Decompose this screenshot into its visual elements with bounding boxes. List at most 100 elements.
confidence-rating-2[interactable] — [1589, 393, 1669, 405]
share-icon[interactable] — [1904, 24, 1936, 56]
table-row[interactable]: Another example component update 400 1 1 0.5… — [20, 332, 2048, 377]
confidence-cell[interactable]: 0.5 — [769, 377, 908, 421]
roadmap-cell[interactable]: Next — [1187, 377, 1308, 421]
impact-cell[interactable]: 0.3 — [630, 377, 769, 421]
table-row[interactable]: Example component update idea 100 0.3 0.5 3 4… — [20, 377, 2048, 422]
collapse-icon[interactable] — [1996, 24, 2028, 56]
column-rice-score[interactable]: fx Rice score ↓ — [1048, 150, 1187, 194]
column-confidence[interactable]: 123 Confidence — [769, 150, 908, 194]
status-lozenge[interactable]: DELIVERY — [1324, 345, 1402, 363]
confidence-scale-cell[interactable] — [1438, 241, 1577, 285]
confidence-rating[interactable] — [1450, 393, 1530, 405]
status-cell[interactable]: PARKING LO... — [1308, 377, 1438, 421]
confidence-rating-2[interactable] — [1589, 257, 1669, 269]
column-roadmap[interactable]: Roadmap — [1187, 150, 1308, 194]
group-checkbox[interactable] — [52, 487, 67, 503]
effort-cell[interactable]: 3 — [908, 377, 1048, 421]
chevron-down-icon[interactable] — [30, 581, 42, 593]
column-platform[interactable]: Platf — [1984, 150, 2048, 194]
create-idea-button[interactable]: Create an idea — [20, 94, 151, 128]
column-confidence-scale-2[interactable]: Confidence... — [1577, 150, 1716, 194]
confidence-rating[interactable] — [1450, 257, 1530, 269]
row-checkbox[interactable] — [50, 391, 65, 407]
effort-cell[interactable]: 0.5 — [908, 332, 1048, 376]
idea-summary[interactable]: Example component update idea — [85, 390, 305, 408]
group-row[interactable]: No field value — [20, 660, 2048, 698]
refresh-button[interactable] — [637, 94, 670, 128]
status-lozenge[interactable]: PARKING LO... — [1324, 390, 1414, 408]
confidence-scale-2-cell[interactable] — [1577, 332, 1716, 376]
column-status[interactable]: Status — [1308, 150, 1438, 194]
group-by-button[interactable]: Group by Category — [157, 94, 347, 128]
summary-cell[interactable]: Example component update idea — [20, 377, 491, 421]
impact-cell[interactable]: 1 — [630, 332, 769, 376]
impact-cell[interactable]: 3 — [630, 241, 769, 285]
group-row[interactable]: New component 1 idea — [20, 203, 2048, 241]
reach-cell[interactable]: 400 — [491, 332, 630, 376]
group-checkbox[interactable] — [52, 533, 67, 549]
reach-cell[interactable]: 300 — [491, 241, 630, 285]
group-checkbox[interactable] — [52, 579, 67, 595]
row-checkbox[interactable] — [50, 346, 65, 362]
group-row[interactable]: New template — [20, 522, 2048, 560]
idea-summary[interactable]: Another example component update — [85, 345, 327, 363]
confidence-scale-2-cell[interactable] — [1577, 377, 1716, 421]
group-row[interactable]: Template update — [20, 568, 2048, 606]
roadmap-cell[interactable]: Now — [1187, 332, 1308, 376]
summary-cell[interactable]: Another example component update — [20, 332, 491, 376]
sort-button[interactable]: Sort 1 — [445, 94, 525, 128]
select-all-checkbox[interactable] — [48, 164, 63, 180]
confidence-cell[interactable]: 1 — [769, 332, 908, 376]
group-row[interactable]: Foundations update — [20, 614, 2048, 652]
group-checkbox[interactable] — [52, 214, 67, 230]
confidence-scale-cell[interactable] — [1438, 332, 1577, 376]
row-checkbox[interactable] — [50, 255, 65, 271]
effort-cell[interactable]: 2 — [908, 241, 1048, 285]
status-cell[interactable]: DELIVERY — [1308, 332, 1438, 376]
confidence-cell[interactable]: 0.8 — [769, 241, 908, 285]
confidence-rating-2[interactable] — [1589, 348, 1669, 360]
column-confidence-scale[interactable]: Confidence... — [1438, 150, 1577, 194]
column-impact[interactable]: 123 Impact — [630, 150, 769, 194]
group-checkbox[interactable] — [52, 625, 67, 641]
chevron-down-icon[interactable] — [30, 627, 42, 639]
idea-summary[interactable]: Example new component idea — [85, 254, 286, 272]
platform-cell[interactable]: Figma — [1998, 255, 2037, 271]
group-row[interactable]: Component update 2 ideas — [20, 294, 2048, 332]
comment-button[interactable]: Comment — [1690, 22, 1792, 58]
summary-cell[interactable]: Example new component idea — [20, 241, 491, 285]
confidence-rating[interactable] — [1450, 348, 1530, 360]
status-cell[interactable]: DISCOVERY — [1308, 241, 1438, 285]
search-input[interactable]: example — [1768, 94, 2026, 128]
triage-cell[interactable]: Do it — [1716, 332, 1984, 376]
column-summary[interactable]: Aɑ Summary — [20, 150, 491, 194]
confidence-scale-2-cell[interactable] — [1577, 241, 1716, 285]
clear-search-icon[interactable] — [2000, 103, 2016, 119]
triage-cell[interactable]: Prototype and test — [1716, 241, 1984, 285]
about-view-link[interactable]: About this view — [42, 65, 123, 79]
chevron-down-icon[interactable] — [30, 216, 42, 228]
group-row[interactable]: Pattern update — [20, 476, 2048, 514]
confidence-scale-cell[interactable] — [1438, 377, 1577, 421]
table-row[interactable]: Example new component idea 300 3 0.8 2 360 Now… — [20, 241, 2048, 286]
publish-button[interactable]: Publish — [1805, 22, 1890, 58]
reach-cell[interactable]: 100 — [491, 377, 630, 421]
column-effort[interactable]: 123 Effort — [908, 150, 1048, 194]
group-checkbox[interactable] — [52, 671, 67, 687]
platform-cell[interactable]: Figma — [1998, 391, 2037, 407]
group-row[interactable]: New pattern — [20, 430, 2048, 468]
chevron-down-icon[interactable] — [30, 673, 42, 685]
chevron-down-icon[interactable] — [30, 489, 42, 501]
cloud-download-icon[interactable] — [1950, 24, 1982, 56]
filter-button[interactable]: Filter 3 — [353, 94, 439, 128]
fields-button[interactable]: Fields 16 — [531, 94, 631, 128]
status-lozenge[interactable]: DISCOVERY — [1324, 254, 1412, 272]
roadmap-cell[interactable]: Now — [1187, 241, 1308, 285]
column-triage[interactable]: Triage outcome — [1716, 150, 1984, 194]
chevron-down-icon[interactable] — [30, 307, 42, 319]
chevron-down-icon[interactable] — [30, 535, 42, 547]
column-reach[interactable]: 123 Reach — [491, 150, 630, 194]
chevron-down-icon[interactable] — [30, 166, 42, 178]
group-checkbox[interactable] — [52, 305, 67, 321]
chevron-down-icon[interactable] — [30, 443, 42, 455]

**Stated exercise**: Could you write out every one of the items above word for word, with no changes?

**Final result**:
Decompose this screenshot into its visual elements with bounding boxes. List at most 100 elements.
confidence-rating-2[interactable] — [1589, 393, 1669, 405]
share-icon[interactable] — [1904, 24, 1936, 56]
table-row[interactable]: Another example component update 400 1 1 0.5… — [20, 332, 2048, 377]
confidence-cell[interactable]: 0.5 — [769, 377, 908, 421]
roadmap-cell[interactable]: Next — [1187, 377, 1308, 421]
impact-cell[interactable]: 0.3 — [630, 377, 769, 421]
table-row[interactable]: Example component update idea 100 0.3 0.5 3 4… — [20, 377, 2048, 422]
collapse-icon[interactable] — [1996, 24, 2028, 56]
column-rice-score[interactable]: fx Rice score ↓ — [1048, 150, 1187, 194]
column-confidence[interactable]: 123 Confidence — [769, 150, 908, 194]
status-lozenge[interactable]: DELIVERY — [1324, 345, 1402, 363]
confidence-scale-cell[interactable] — [1438, 241, 1577, 285]
confidence-rating[interactable] — [1450, 393, 1530, 405]
status-cell[interactable]: PARKING LO... — [1308, 377, 1438, 421]
confidence-rating-2[interactable] — [1589, 257, 1669, 269]
column-roadmap[interactable]: Roadmap — [1187, 150, 1308, 194]
group-checkbox[interactable] — [52, 487, 67, 503]
effort-cell[interactable]: 3 — [908, 377, 1048, 421]
chevron-down-icon[interactable] — [30, 581, 42, 593]
column-platform[interactable]: Platf — [1984, 150, 2048, 194]
create-idea-button[interactable]: Create an idea — [20, 94, 151, 128]
column-confidence-scale-2[interactable]: Confidence... — [1577, 150, 1716, 194]
confidence-rating[interactable] — [1450, 257, 1530, 269]
row-checkbox[interactable] — [50, 391, 65, 407]
effort-cell[interactable]: 0.5 — [908, 332, 1048, 376]
idea-summary[interactable]: Example component update idea — [85, 390, 305, 408]
group-row[interactable]: No field value — [20, 660, 2048, 698]
refresh-button[interactable] — [637, 94, 670, 128]
status-lozenge[interactable]: PARKING LO... — [1324, 390, 1414, 408]
confidence-scale-2-cell[interactable] — [1577, 332, 1716, 376]
column-status[interactable]: Status — [1308, 150, 1438, 194]
group-by-button[interactable]: Group by Category — [157, 94, 347, 128]
summary-cell[interactable]: Example component update idea — [20, 377, 491, 421]
impact-cell[interactable]: 1 — [630, 332, 769, 376]
impact-cell[interactable]: 3 — [630, 241, 769, 285]
group-row[interactable]: New component 1 idea — [20, 203, 2048, 241]
reach-cell[interactable]: 400 — [491, 332, 630, 376]
group-checkbox[interactable] — [52, 533, 67, 549]
reach-cell[interactable]: 300 — [491, 241, 630, 285]
group-checkbox[interactable] — [52, 579, 67, 595]
row-checkbox[interactable] — [50, 346, 65, 362]
group-row[interactable]: New template — [20, 522, 2048, 560]
idea-summary[interactable]: Another example component update — [85, 345, 327, 363]
confidence-scale-2-cell[interactable] — [1577, 377, 1716, 421]
group-row[interactable]: Template update — [20, 568, 2048, 606]
roadmap-cell[interactable]: Now — [1187, 332, 1308, 376]
summary-cell[interactable]: Another example component update — [20, 332, 491, 376]
sort-button[interactable]: Sort 1 — [445, 94, 525, 128]
select-all-checkbox[interactable] — [48, 164, 63, 180]
confidence-cell[interactable]: 1 — [769, 332, 908, 376]
group-row[interactable]: Foundations update — [20, 614, 2048, 652]
group-checkbox[interactable] — [52, 214, 67, 230]
confidence-scale-cell[interactable] — [1438, 332, 1577, 376]
row-checkbox[interactable] — [50, 255, 65, 271]
effort-cell[interactable]: 2 — [908, 241, 1048, 285]
status-cell[interactable]: DELIVERY — [1308, 332, 1438, 376]
confidence-cell[interactable]: 0.8 — [769, 241, 908, 285]
confidence-rating-2[interactable] — [1589, 348, 1669, 360]
column-confidence-scale[interactable]: Confidence... — [1438, 150, 1577, 194]
column-impact[interactable]: 123 Impact — [630, 150, 769, 194]
group-checkbox[interactable] — [52, 625, 67, 641]
chevron-down-icon[interactable] — [30, 627, 42, 639]
idea-summary[interactable]: Example new component idea — [85, 254, 286, 272]
platform-cell[interactable]: Figma — [1998, 255, 2037, 271]
group-row[interactable]: Component update 2 ideas — [20, 294, 2048, 332]
comment-button[interactable]: Comment — [1690, 22, 1792, 58]
summary-cell[interactable]: Example new component idea — [20, 241, 491, 285]
confidence-rating[interactable] — [1450, 348, 1530, 360]
status-cell[interactable]: DISCOVERY — [1308, 241, 1438, 285]
search-input[interactable]: example — [1768, 94, 2026, 128]
triage-cell[interactable]: Do it — [1716, 332, 1984, 376]
column-summary[interactable]: Aɑ Summary — [20, 150, 491, 194]
confidence-scale-2-cell[interactable] — [1577, 241, 1716, 285]
clear-search-icon[interactable] — [2000, 103, 2016, 119]
triage-cell[interactable]: Prototype and test — [1716, 241, 1984, 285]
about-view-link[interactable]: About this view — [42, 65, 123, 79]
chevron-down-icon[interactable] — [30, 216, 42, 228]
group-row[interactable]: Pattern update — [20, 476, 2048, 514]
confidence-scale-cell[interactable] — [1438, 377, 1577, 421]
table-row[interactable]: Example new component idea 300 3 0.8 2 360 Now… — [20, 241, 2048, 286]
publish-button[interactable]: Publish — [1805, 22, 1890, 58]
reach-cell[interactable]: 100 — [491, 377, 630, 421]
column-effort[interactable]: 123 Effort — [908, 150, 1048, 194]
group-checkbox[interactable] — [52, 671, 67, 687]
platform-cell[interactable]: Figma — [1998, 391, 2037, 407]
group-row[interactable]: New pattern — [20, 430, 2048, 468]
chevron-down-icon[interactable] — [30, 673, 42, 685]
chevron-down-icon[interactable] — [30, 489, 42, 501]
cloud-download-icon[interactable] — [1950, 24, 1982, 56]
filter-button[interactable]: Filter 3 — [353, 94, 439, 128]
fields-button[interactable]: Fields 16 — [531, 94, 631, 128]
status-lozenge[interactable]: DISCOVERY — [1324, 254, 1412, 272]
roadmap-cell[interactable]: Now — [1187, 241, 1308, 285]
column-triage[interactable]: Triage outcome — [1716, 150, 1984, 194]
chevron-down-icon[interactable] — [30, 307, 42, 319]
chevron-down-icon[interactable] — [30, 535, 42, 547]
column-reach[interactable]: 123 Reach — [491, 150, 630, 194]
chevron-down-icon[interactable] — [30, 166, 42, 178]
group-checkbox[interactable] — [52, 305, 67, 321]
chevron-down-icon[interactable] — [30, 443, 42, 455]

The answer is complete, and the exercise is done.